**WRITTEN INSTRUCTION**:
Pull each line holding the word "JSON" from the data.

**RECORDS FOR THIS EXERCISE**:
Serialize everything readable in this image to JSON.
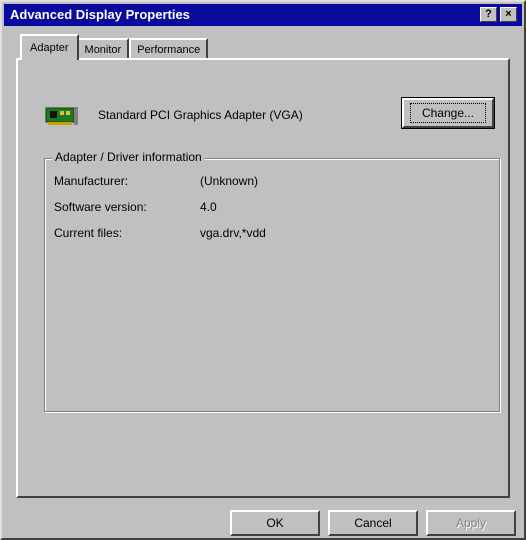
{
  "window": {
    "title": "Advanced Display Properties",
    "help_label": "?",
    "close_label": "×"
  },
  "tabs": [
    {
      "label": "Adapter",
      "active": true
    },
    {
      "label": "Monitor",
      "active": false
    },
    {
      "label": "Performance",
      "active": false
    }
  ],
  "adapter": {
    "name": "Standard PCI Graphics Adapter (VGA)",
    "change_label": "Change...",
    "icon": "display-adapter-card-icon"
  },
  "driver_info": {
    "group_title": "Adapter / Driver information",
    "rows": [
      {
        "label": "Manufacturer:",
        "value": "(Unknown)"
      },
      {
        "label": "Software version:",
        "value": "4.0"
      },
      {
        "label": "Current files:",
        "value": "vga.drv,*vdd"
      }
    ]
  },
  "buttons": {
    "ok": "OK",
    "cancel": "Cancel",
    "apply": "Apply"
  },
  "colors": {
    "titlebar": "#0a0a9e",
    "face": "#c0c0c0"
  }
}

--

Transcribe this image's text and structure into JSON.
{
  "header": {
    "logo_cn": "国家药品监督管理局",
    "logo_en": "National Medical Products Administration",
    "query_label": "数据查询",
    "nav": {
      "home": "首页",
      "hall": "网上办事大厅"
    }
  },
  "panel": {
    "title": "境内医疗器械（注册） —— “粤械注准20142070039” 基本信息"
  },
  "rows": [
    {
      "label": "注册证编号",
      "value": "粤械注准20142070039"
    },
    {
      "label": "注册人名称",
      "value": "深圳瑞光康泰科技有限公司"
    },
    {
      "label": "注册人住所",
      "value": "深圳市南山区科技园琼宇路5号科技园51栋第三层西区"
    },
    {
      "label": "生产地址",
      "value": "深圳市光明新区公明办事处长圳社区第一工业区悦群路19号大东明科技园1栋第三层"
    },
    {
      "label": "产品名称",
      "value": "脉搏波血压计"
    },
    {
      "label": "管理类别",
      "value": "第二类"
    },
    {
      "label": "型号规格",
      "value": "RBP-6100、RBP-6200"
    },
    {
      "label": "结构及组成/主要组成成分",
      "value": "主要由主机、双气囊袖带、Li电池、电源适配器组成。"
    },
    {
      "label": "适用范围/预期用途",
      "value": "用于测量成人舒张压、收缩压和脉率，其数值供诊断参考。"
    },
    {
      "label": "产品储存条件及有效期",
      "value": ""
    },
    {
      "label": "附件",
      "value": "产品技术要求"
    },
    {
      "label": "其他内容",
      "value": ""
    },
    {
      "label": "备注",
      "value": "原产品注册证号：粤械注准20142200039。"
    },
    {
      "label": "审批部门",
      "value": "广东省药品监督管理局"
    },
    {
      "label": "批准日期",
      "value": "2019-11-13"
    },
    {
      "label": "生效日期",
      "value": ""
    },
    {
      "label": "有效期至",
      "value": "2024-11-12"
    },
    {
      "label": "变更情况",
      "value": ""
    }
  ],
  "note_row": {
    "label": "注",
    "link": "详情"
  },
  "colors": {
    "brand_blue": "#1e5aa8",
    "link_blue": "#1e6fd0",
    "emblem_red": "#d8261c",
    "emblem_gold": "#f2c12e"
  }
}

**RESULT OF THIS EXERCISE**:
Serialize everything readable in this image to JSON.
Transcribe this image's text and structure into JSON.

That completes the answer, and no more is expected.